## INPUT MATERIAL
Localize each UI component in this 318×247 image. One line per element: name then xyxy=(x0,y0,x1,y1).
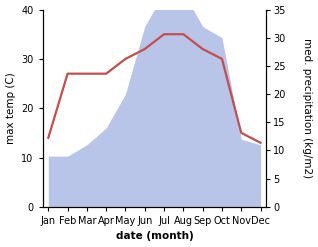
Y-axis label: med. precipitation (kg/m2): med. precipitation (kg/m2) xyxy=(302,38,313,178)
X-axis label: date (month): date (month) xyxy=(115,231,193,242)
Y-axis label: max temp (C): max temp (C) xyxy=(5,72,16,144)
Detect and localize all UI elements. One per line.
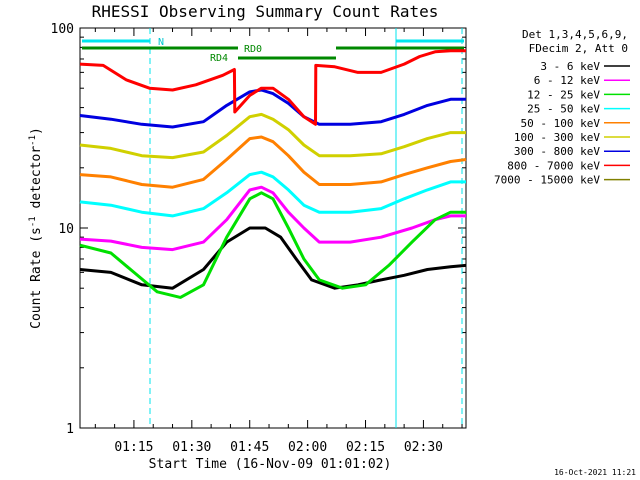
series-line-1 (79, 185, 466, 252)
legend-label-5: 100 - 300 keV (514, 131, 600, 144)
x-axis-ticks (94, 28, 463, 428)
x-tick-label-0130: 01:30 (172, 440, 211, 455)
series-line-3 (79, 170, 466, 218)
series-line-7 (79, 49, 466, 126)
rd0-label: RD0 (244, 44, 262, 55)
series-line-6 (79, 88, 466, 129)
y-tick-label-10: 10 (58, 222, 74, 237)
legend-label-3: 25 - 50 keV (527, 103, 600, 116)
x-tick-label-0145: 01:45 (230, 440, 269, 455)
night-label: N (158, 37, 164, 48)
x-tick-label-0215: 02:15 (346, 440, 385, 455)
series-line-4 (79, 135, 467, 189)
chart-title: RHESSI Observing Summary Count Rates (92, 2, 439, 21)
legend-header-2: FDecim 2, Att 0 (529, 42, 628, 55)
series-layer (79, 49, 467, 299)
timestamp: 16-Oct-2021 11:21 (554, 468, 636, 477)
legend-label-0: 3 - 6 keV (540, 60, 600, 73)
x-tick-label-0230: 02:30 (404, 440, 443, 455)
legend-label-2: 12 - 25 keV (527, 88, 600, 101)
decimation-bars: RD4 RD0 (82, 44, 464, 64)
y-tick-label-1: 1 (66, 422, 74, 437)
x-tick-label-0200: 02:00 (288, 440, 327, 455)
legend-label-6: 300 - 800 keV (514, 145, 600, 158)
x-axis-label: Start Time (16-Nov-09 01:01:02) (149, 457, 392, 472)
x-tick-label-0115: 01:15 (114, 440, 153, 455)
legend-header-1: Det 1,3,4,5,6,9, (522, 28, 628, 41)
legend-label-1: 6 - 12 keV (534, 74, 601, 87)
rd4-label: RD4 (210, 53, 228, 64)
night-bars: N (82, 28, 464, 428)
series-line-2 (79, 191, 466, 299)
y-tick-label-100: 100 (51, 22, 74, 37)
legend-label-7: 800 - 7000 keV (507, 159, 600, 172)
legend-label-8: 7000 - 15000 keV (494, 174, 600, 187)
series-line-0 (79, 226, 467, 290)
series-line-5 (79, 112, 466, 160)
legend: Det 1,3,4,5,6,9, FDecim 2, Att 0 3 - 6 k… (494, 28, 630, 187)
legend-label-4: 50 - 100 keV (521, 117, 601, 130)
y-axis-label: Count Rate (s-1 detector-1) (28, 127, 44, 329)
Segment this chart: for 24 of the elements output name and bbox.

--

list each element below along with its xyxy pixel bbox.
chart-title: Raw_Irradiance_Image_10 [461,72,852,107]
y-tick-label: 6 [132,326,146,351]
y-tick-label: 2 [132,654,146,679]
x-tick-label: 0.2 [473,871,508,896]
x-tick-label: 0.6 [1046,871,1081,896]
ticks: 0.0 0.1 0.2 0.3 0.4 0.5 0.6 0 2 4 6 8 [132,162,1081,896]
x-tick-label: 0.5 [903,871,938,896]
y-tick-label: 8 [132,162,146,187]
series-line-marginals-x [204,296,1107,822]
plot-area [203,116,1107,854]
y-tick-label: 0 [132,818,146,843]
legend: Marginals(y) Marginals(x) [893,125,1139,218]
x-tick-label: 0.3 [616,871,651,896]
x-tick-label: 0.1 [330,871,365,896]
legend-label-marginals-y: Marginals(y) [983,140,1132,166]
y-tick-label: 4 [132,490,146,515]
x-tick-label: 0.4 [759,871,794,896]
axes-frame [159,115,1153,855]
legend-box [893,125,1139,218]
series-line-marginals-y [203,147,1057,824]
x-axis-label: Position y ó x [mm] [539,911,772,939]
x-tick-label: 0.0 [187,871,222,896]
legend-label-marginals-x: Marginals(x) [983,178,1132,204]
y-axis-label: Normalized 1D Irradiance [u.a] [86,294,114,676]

--

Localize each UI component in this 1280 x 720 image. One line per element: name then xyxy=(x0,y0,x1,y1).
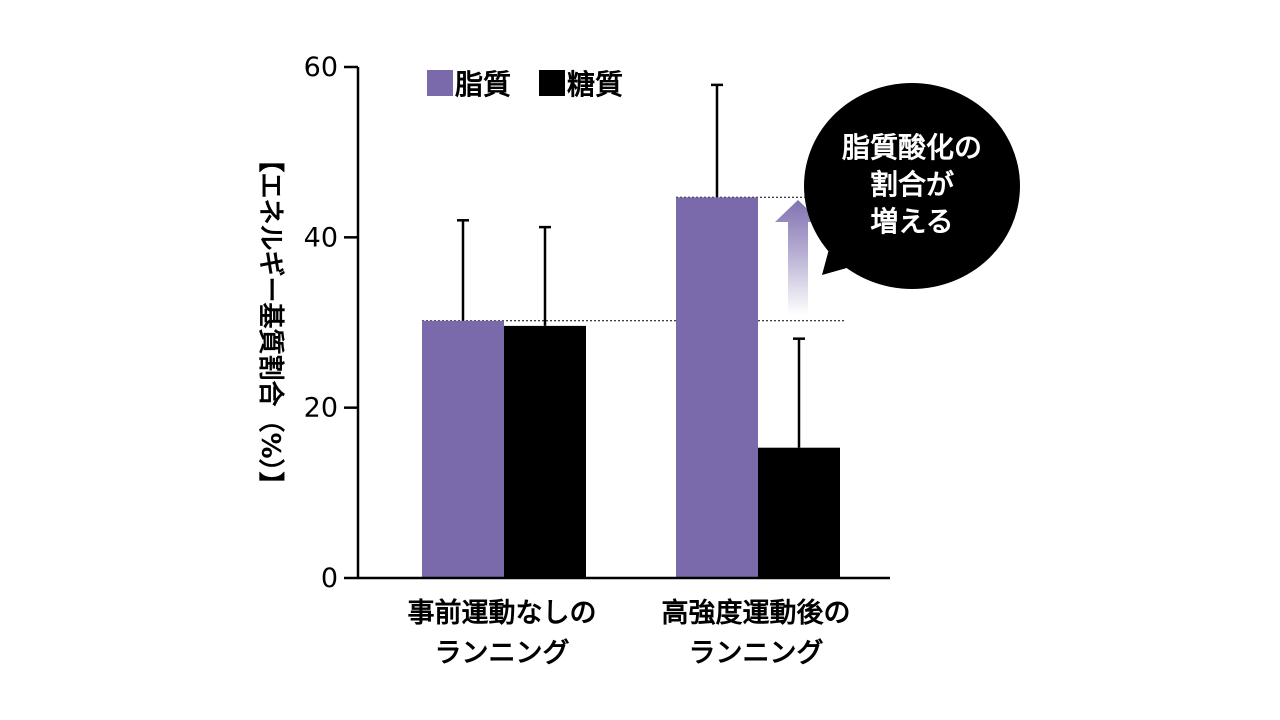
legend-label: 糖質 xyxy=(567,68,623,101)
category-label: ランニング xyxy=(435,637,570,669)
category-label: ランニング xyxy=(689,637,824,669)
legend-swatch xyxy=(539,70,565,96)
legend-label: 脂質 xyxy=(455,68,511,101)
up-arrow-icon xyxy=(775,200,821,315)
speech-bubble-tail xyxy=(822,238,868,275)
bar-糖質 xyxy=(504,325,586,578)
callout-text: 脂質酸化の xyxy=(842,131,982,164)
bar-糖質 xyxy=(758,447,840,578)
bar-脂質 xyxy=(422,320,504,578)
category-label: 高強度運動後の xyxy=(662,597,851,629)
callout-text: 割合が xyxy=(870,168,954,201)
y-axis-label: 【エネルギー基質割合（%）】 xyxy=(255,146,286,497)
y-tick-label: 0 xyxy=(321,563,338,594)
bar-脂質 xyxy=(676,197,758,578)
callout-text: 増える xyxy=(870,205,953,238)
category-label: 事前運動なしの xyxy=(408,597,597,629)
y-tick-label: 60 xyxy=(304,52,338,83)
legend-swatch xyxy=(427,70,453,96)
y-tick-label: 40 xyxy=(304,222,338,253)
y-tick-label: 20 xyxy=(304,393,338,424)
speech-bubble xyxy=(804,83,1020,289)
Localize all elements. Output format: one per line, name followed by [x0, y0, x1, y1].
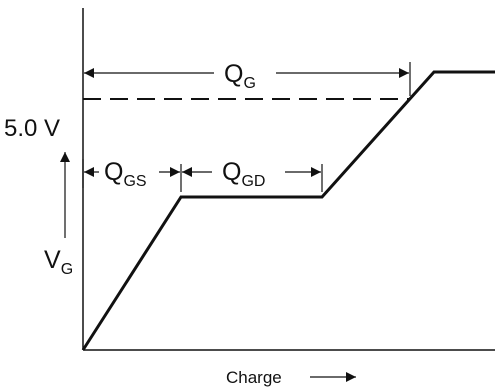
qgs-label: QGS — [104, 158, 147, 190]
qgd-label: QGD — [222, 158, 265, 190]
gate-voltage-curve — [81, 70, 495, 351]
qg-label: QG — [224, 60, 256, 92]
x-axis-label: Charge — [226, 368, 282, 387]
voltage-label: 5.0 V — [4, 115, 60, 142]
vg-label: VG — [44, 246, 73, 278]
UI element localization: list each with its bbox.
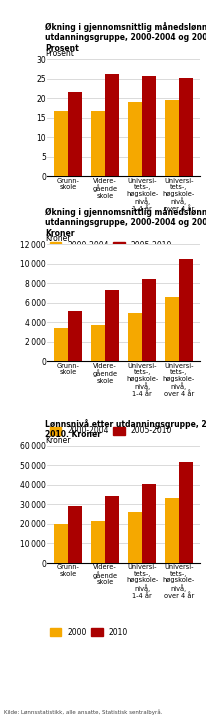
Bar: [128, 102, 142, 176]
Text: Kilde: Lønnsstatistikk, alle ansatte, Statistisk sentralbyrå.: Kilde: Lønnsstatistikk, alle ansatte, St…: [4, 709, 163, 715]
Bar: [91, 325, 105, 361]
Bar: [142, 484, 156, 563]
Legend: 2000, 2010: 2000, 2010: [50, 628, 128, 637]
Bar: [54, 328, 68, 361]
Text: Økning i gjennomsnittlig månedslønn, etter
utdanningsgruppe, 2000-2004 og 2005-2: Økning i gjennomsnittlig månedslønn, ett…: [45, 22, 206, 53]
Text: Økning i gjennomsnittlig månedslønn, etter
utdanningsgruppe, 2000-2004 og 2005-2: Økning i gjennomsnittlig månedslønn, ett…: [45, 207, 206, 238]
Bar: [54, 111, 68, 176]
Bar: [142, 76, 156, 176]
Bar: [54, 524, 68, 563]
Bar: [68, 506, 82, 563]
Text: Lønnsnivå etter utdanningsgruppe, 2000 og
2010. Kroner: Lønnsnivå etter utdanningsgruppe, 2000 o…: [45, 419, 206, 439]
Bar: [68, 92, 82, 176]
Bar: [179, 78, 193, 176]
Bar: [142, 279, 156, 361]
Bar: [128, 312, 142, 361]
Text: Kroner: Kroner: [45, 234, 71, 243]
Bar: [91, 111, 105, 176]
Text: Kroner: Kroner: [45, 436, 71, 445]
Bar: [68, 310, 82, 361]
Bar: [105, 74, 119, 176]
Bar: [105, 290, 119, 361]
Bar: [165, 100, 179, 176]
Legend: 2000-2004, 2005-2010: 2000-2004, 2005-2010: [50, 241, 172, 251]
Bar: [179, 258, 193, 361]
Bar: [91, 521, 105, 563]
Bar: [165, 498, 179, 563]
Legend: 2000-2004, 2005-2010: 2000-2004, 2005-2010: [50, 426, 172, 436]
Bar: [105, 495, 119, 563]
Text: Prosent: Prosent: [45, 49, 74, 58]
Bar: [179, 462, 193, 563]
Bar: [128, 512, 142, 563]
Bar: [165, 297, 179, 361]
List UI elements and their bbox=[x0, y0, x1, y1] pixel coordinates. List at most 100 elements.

## GIVEN TASK
Quote the records word for word, beginning at the line that contains "Localize each UI component in this 318×247" and stopping after the line that contains "Detect and localize". Leave the pictures out of your answer.

## EXERCISE OUTPUT
Localize each UI component in this 318×247 image. One line per element: name then xyxy=(x0,y0,x1,y1).
Y-axis label: med. precipitation (kg/m2): med. precipitation (kg/m2) xyxy=(302,38,313,178)
X-axis label: date (month): date (month) xyxy=(115,231,193,242)
Y-axis label: max temp (C): max temp (C) xyxy=(5,72,16,144)
Detect and localize all UI elements. One per line.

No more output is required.